**The exercise:**
Pictures do not belong in the copy, so please give every entry below again exactly.
-- Start of Exercise inputs --
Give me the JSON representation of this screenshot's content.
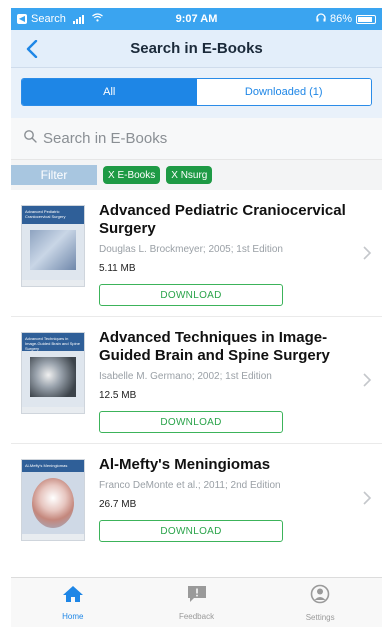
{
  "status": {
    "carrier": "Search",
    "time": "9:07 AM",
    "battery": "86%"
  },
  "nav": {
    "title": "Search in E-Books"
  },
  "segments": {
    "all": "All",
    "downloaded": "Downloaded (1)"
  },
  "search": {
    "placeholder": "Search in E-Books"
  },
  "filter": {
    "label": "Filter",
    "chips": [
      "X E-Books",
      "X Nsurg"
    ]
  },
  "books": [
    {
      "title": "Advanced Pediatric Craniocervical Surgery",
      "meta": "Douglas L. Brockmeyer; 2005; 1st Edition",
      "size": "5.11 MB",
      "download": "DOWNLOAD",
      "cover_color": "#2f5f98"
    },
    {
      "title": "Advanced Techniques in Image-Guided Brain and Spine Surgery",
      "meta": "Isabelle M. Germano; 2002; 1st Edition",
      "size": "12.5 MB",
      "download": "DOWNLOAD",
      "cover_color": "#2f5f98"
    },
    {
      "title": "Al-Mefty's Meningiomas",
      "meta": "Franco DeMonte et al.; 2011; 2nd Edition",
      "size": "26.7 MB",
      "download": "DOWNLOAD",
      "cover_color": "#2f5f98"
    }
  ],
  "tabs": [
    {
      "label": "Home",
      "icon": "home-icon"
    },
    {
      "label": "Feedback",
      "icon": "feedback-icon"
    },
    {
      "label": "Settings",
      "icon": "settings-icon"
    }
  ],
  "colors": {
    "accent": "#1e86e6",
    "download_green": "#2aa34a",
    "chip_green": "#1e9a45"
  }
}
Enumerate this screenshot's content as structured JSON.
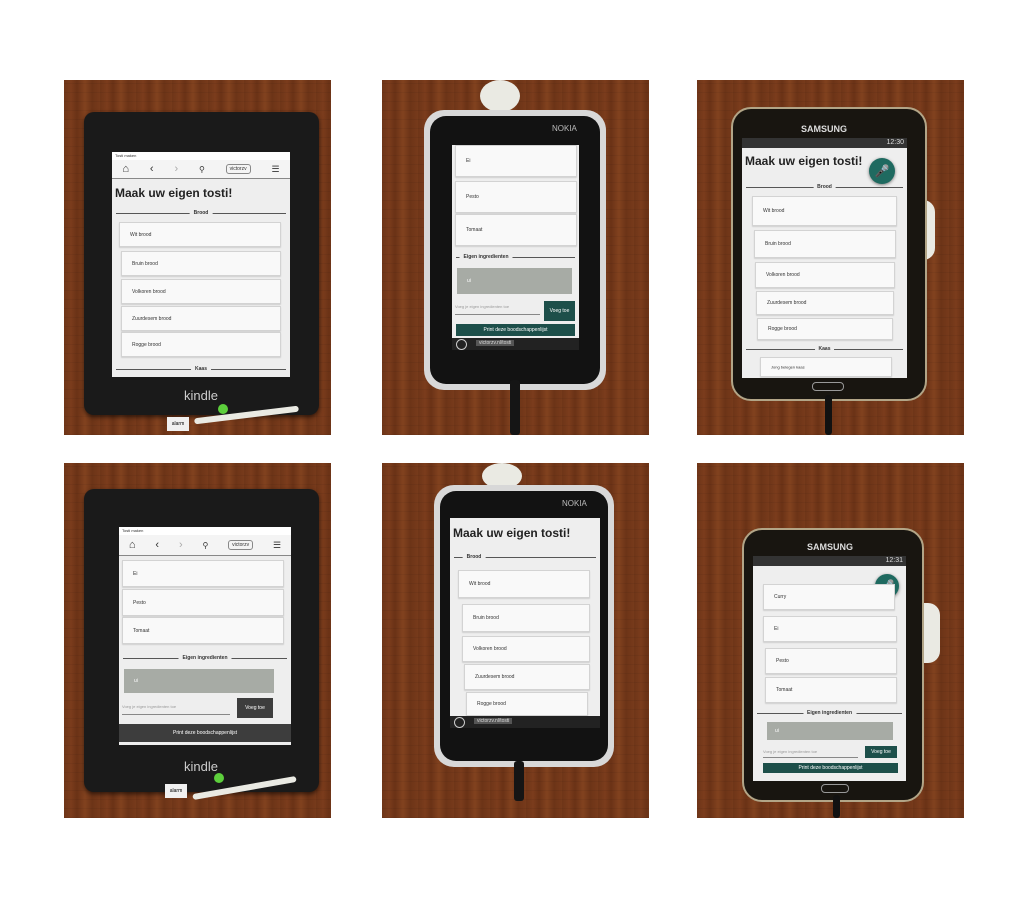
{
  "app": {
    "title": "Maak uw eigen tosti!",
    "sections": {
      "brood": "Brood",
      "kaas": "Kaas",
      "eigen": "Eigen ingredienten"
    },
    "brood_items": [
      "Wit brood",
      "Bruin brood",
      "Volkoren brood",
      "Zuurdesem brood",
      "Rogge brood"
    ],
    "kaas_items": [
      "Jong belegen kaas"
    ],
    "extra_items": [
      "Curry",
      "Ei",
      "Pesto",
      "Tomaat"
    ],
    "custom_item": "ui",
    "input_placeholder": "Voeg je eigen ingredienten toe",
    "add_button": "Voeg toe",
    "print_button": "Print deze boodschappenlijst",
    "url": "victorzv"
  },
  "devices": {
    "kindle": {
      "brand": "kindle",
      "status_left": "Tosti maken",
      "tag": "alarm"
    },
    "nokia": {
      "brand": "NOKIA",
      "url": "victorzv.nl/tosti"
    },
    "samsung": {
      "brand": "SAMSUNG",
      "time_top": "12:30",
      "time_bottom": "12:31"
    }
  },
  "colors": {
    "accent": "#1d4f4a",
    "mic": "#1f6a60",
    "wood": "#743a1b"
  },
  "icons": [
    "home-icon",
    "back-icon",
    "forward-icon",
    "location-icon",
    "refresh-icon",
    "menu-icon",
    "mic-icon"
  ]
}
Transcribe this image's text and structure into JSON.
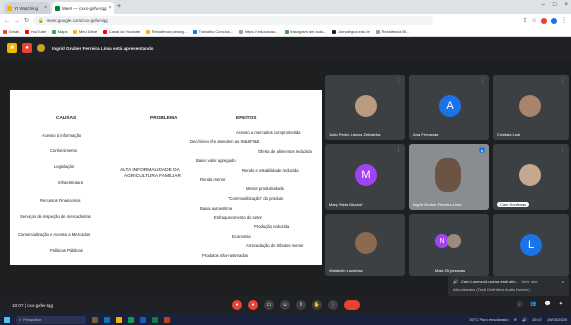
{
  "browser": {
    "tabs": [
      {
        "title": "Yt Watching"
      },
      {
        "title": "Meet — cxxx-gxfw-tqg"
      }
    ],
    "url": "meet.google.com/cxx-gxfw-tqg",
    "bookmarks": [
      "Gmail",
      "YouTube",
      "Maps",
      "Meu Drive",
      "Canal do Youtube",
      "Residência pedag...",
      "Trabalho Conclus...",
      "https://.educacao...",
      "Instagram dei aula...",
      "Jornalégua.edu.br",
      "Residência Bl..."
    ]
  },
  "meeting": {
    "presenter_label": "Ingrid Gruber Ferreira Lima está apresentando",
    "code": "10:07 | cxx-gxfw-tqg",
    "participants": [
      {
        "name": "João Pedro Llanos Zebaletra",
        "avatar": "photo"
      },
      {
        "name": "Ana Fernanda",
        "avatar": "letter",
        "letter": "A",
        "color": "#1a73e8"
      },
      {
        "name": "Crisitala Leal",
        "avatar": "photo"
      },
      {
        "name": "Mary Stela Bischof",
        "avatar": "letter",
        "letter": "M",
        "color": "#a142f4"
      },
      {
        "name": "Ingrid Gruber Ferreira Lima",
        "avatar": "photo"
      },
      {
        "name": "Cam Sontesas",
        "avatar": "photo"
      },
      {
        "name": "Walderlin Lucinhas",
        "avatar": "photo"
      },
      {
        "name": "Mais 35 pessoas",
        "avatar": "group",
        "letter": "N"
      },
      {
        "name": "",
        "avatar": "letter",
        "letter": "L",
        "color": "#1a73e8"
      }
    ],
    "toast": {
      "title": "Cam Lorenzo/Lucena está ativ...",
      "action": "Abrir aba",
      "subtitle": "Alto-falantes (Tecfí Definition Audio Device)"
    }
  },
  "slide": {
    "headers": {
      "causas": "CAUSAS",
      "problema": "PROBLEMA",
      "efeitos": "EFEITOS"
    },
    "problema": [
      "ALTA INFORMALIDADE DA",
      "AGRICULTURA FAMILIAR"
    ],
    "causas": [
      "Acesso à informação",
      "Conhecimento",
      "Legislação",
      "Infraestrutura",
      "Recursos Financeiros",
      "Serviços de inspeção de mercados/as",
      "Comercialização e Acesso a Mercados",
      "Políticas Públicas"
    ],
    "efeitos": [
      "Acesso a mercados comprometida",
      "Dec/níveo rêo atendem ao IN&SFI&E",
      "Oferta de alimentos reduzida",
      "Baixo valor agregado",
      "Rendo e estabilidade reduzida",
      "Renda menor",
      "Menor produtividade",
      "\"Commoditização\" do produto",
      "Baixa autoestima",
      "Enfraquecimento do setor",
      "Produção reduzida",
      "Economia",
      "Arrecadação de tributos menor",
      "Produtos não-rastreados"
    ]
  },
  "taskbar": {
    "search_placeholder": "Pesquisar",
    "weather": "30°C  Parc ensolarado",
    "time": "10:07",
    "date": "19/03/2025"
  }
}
-- End of Exercise inputs --
**Task solution:**
Give me the JSON representation of this screenshot's content.
{
  "status": {
    "carrier": "Search",
    "time": "9:07 AM",
    "battery": "86%"
  },
  "nav": {
    "title": "Search in E-Books"
  },
  "segments": {
    "all": "All",
    "downloaded": "Downloaded (1)"
  },
  "search": {
    "placeholder": "Search in E-Books"
  },
  "filter": {
    "label": "Filter",
    "chips": [
      "X E-Books",
      "X Nsurg"
    ]
  },
  "books": [
    {
      "title": "Advanced Pediatric Craniocervical Surgery",
      "meta": "Douglas L. Brockmeyer; 2005; 1st Edition",
      "size": "5.11 MB",
      "download": "DOWNLOAD",
      "cover_color": "#2f5f98"
    },
    {
      "title": "Advanced Techniques in Image-Guided Brain and Spine Surgery",
      "meta": "Isabelle M. Germano; 2002; 1st Edition",
      "size": "12.5 MB",
      "download": "DOWNLOAD",
      "cover_color": "#2f5f98"
    },
    {
      "title": "Al-Mefty's Meningiomas",
      "meta": "Franco DeMonte et al.; 2011; 2nd Edition",
      "size": "26.7 MB",
      "download": "DOWNLOAD",
      "cover_color": "#2f5f98"
    }
  ],
  "tabs": [
    {
      "label": "Home",
      "icon": "home-icon"
    },
    {
      "label": "Feedback",
      "icon": "feedback-icon"
    },
    {
      "label": "Settings",
      "icon": "settings-icon"
    }
  ],
  "colors": {
    "accent": "#1e86e6",
    "download_green": "#2aa34a",
    "chip_green": "#1e9a45"
  }
}
Enumerate this screenshot's content as structured JSON.
{
  "app": {
    "title": "Maak uw eigen tosti!",
    "sections": {
      "brood": "Brood",
      "kaas": "Kaas",
      "eigen": "Eigen ingredienten"
    },
    "brood_items": [
      "Wit brood",
      "Bruin brood",
      "Volkoren brood",
      "Zuurdesem brood",
      "Rogge brood"
    ],
    "kaas_items": [
      "Jong belegen kaas"
    ],
    "extra_items": [
      "Curry",
      "Ei",
      "Pesto",
      "Tomaat"
    ],
    "custom_item": "ui",
    "input_placeholder": "Voeg je eigen ingredienten toe",
    "add_button": "Voeg toe",
    "print_button": "Print deze boodschappenlijst",
    "url": "victorzv"
  },
  "devices": {
    "kindle": {
      "brand": "kindle",
      "status_left": "Tosti maken",
      "tag": "alarm"
    },
    "nokia": {
      "brand": "NOKIA",
      "url": "victorzv.nl/tosti"
    },
    "samsung": {
      "brand": "SAMSUNG",
      "time_top": "12:30",
      "time_bottom": "12:31"
    }
  },
  "colors": {
    "accent": "#1d4f4a",
    "mic": "#1f6a60",
    "wood": "#743a1b"
  },
  "icons": [
    "home-icon",
    "back-icon",
    "forward-icon",
    "location-icon",
    "refresh-icon",
    "menu-icon",
    "mic-icon"
  ]
}
Transcribe this image's text and structure into JSON.
{
  "browser": {
    "tabs": [
      {
        "title": "Yt Watching"
      },
      {
        "title": "Meet — cxxx-gxfw-tqg"
      }
    ],
    "url": "meet.google.com/cxx-gxfw-tqg",
    "bookmarks": [
      "Gmail",
      "YouTube",
      "Maps",
      "Meu Drive",
      "Canal do Youtube",
      "Residência pedag...",
      "Trabalho Conclus...",
      "https://.educacao...",
      "Instagram dei aula...",
      "Jornalégua.edu.br",
      "Residência Bl..."
    ]
  },
  "meeting": {
    "presenter_label": "Ingrid Gruber Ferreira Lima está apresentando",
    "code": "10:07 | cxx-gxfw-tqg",
    "participants": [
      {
        "name": "João Pedro Llanos Zebaletra",
        "avatar": "photo"
      },
      {
        "name": "Ana Fernanda",
        "avatar": "letter",
        "letter": "A",
        "color": "#1a73e8"
      },
      {
        "name": "Crisitala Leal",
        "avatar": "photo"
      },
      {
        "name": "Mary Stela Bischof",
        "avatar": "letter",
        "letter": "M",
        "color": "#a142f4"
      },
      {
        "name": "Ingrid Gruber Ferreira Lima",
        "avatar": "photo"
      },
      {
        "name": "Cam Sontesas",
        "avatar": "photo"
      },
      {
        "name": "Walderlin Lucinhas",
        "avatar": "photo"
      },
      {
        "name": "Mais 35 pessoas",
        "avatar": "group",
        "letter": "N"
      },
      {
        "name": "",
        "avatar": "letter",
        "letter": "L",
        "color": "#1a73e8"
      }
    ],
    "toast": {
      "title": "Cam Lorenzo/Lucena está ativ...",
      "action": "Abrir aba",
      "subtitle": "Alto-falantes (Tecfí Definition Audio Device)"
    }
  },
  "slide": {
    "headers": {
      "causas": "CAUSAS",
      "problema": "PROBLEMA",
      "efeitos": "EFEITOS"
    },
    "problema": [
      "ALTA INFORMALIDADE DA",
      "AGRICULTURA FAMILIAR"
    ],
    "causas": [
      "Acesso à informação",
      "Conhecimento",
      "Legislação",
      "Infraestrutura",
      "Recursos Financeiros",
      "Serviços de inspeção de mercados/as",
      "Comercialização e Acesso a Mercados",
      "Políticas Públicas"
    ],
    "efeitos": [
      "Acesso a mercados comprometida",
      "Dec/níveo rêo atendem ao IN&SFI&E",
      "Oferta de alimentos reduzida",
      "Baixo valor agregado",
      "Rendo e estabilidade reduzida",
      "Renda menor",
      "Menor produtividade",
      "\"Commoditização\" do produto",
      "Baixa autoestima",
      "Enfraquecimento do setor",
      "Produção reduzida",
      "Economia",
      "Arrecadação de tributos menor",
      "Produtos não-rastreados"
    ]
  },
  "taskbar": {
    "search_placeholder": "Pesquisar",
    "weather": "30°C  Parc ensolarado",
    "time": "10:07",
    "date": "19/03/2025"
  }
}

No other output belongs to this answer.